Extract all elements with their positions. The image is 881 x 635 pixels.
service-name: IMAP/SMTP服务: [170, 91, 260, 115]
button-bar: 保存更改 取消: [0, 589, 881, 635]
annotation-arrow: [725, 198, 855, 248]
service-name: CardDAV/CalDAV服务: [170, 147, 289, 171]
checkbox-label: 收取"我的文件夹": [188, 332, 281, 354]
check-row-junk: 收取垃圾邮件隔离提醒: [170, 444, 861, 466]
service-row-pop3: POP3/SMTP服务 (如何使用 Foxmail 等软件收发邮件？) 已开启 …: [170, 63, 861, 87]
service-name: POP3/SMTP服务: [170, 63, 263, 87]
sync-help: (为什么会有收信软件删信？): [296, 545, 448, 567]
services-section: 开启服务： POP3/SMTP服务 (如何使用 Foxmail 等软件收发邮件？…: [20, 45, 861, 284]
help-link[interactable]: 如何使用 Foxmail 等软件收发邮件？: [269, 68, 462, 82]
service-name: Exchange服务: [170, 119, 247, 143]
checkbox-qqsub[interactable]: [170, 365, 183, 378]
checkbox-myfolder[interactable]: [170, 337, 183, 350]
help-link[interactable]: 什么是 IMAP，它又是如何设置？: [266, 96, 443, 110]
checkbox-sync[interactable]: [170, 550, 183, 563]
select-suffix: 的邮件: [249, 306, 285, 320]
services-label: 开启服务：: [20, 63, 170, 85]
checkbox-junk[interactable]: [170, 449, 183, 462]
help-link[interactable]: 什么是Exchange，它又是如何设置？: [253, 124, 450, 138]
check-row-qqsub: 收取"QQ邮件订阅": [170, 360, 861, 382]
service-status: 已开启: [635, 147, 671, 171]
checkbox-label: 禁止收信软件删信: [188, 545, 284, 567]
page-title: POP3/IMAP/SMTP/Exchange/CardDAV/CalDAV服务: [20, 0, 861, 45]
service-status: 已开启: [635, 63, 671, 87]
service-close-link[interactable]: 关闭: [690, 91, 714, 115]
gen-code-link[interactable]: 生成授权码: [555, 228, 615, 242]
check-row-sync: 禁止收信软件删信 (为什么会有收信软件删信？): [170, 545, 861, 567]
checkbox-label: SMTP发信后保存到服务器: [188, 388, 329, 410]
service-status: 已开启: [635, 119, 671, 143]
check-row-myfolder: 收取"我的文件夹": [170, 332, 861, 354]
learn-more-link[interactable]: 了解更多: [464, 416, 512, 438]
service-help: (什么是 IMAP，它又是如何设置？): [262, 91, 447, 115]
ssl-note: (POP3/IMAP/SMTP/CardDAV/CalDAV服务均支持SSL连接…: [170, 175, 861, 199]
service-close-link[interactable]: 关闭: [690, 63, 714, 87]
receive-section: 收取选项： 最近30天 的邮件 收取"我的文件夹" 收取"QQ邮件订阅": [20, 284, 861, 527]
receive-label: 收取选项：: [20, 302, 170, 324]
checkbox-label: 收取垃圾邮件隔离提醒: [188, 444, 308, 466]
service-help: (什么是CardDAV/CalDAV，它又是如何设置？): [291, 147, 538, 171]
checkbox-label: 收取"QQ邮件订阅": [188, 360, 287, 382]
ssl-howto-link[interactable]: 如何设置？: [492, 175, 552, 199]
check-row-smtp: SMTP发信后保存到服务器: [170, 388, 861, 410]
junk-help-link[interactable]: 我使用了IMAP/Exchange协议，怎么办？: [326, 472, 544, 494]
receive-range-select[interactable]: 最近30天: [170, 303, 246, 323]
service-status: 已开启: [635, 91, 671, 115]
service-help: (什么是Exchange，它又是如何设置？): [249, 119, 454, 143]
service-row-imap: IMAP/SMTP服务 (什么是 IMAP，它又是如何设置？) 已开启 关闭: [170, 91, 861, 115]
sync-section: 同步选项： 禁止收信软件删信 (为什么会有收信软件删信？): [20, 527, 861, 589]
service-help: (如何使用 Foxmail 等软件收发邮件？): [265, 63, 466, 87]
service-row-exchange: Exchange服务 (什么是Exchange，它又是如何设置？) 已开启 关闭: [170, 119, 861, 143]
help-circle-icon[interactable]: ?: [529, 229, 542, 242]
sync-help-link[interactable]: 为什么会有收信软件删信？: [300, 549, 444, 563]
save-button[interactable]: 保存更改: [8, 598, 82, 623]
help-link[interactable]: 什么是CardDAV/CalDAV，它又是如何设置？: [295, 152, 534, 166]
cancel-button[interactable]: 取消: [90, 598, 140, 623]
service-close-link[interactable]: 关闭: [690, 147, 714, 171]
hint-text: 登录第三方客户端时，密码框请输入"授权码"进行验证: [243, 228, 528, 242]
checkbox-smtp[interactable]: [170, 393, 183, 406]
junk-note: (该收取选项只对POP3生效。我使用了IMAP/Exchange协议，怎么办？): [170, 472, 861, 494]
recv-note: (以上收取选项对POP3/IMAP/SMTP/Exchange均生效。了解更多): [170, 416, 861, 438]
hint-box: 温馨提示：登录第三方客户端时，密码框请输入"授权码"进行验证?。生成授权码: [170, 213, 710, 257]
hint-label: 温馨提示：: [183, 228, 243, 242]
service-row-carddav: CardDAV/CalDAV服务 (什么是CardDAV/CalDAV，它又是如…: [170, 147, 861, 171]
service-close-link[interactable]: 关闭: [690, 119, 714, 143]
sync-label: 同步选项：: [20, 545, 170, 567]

* * *

■ TASK DETAILS
Recast the entries above as a JSON array of strings, one string per line, omitting any blank lines.

■ EXERCISE ANSWER
[
  "Extract all elements with their positions. The image is 881 x 635 pixels.",
  "service-name: IMAP/SMTP服务: [170, 91, 260, 115]",
  "button-bar: 保存更改 取消: [0, 589, 881, 635]",
  "annotation-arrow: [725, 198, 855, 248]",
  "service-name: CardDAV/CalDAV服务: [170, 147, 289, 171]",
  "checkbox-label: 收取\"我的文件夹\": [188, 332, 281, 354]",
  "check-row-junk: 收取垃圾邮件隔离提醒: [170, 444, 861, 466]",
  "service-row-pop3: POP3/SMTP服务 (如何使用 Foxmail 等软件收发邮件？) 已开启 …: [170, 63, 861, 87]",
  "service-name: POP3/SMTP服务: [170, 63, 263, 87]",
  "sync-help: (为什么会有收信软件删信？): [296, 545, 448, 567]",
  "services-section: 开启服务： POP3/SMTP服务 (如何使用 Foxmail 等软件收发邮件？…: [20, 45, 861, 284]",
  "help-link[interactable]: 如何使用 Foxmail 等软件收发邮件？: [269, 68, 462, 82]",
  "service-name: Exchange服务: [170, 119, 247, 143]",
  "checkbox-qqsub[interactable]: [170, 365, 183, 378]",
  "checkbox-myfolder[interactable]: [170, 337, 183, 350]",
  "help-link[interactable]: 什么是 IMAP，它又是如何设置？: [266, 96, 443, 110]",
  "checkbox-sync[interactable]: [170, 550, 183, 563]",
  "select-suffix: 的邮件: [249, 306, 285, 320]",
  "services-label: 开启服务：: [20, 63, 170, 85]",
  "checkbox-junk[interactable]: [170, 449, 183, 462]",
  "help-link[interactable]: 什么是Exchange，它又是如何设置？: [253, 124, 450, 138]",
  "check-row-qqsub: 收取\"QQ邮件订阅\": [170, 360, 861, 382]",
  "service-status: 已开启: [635, 147, 671, 171]",
  "checkbox-label: 禁止收信软件删信: [188, 545, 284, 567]",
  "page-title: POP3/IMAP/SMTP/Exchange/CardDAV/CalDAV服务: [20, 0, 861, 45]",
  "service-status: 已开启: [635, 63, 671, 87]",
  "service-close-link[interactable]: 关闭: [690, 91, 714, 115]",
  "gen-code-link[interactable]: 生成授权码: [555, 228, 615, 242]",
  "check-row-sync: 禁止收信软件删信 (为什么会有收信软件删信？): [170, 545, 861, 567]",
  "checkbox-label: SMTP发信后保存到服务器: [188, 388, 329, 410]",
  "service-status: 已开启: [635, 119, 671, 143]",
  "check-row-myfolder: 收取\"我的文件夹\": [170, 332, 861, 354]",
  "learn-more-link[interactable]: 了解更多: [464, 416, 512, 438]",
  "service-help: (什么是 IMAP，它又是如何设置？): [262, 91, 447, 115]",
  "ssl-note: (POP3/IMAP/SMTP/CardDAV/CalDAV服务均支持SSL连接…: [170, 175, 861, 199]",
  "service-close-link[interactable]: 关闭: [690, 63, 714, 87]",
  "receive-section: 收取选项： 最近30天 的邮件 收取\"我的文件夹\" 收取\"QQ邮件订阅\": [20, 284, 861, 527]",
  "receive-label: 收取选项：: [20, 302, 170, 324]",
  "checkbox-label: 收取垃圾邮件隔离提醒: [188, 444, 308, 466]",
  "service-help: (什么是CardDAV/CalDAV，它又是如何设置？): [291, 147, 538, 171]",
  "checkbox-label: 收取\"QQ邮件订阅\": [188, 360, 287, 382]",
  "ssl-howto-link[interactable]: 如何设置？: [492, 175, 552, 199]",
  "check-row-smtp: SMTP发信后保存到服务器: [170, 388, 861, 410]",
  "junk-help-link[interactable]: 我使用了IMAP/Exchange协议，怎么办？: [326, 472, 544, 494]",
  "receive-range-select[interactable]: 最近30天: [170, 303, 246, 323]",
  "service-status: 已开启: [635, 91, 671, 115]",
  "service-help: (什么是Exchange，它又是如何设置？): [249, 119, 454, 143]",
  "service-row-imap: IMAP/SMTP服务 (什么是 IMAP，它又是如何设置？) 已开启 关闭: [170, 91, 861, 115]",
  "sync-section: 同步选项： 禁止收信软件删信 (为什么会有收信软件删信？): [20, 527, 861, 589]",
  "service-help: (如何使用 Foxmail 等软件收发邮件？): [265, 63, 466, 87]",
  "service-row-exchange: Exchange服务 (什么是Exchange，它又是如何设置？) 已开启 关闭: [170, 119, 861, 143]",
  "help-circle-icon[interactable]: ?: [529, 229, 542, 242]",
  "sync-help-link[interactable]: 为什么会有收信软件删信？: [300, 549, 444, 563]",
  "save-button[interactable]: 保存更改: [8, 598, 82, 623]",
  "help-link[interactable]: 什么是CardDAV/CalDAV，它又是如何设置？: [295, 152, 534, 166]",
  "cancel-button[interactable]: 取消: [90, 598, 140, 623]",
  "service-close-link[interactable]: 关闭: [690, 147, 714, 171]",
  "hint-text: 登录第三方客户端时，密码框请输入\"授权码\"进行验证: [243, 228, 528, 242]",
  "checkbox-smtp[interactable]: [170, 393, 183, 406]",
  "junk-note: (该收取选项只对POP3生效。我使用了IMAP/Exchange协议，怎么办？): [170, 472, 861, 494]",
  "recv-note: (以上收取选项对POP3/IMAP/SMTP/Exchange均生效。了解更多): [170, 416, 861, 438]",
  "hint-box: 温馨提示：登录第三方客户端时，密码框请输入\"授权码\"进行验证?。生成授权码: [170, 213, 710, 257]",
  "hint-label: 温馨提示：: [183, 228, 243, 242]",
  "service-row-carddav: CardDAV/CalDAV服务 (什么是CardDAV/CalDAV，它又是如…: [170, 147, 861, 171]",
  "service-close-link[interactable]: 关闭: [690, 119, 714, 143]",
  "sync-label: 同步选项：: [20, 545, 170, 567]"
]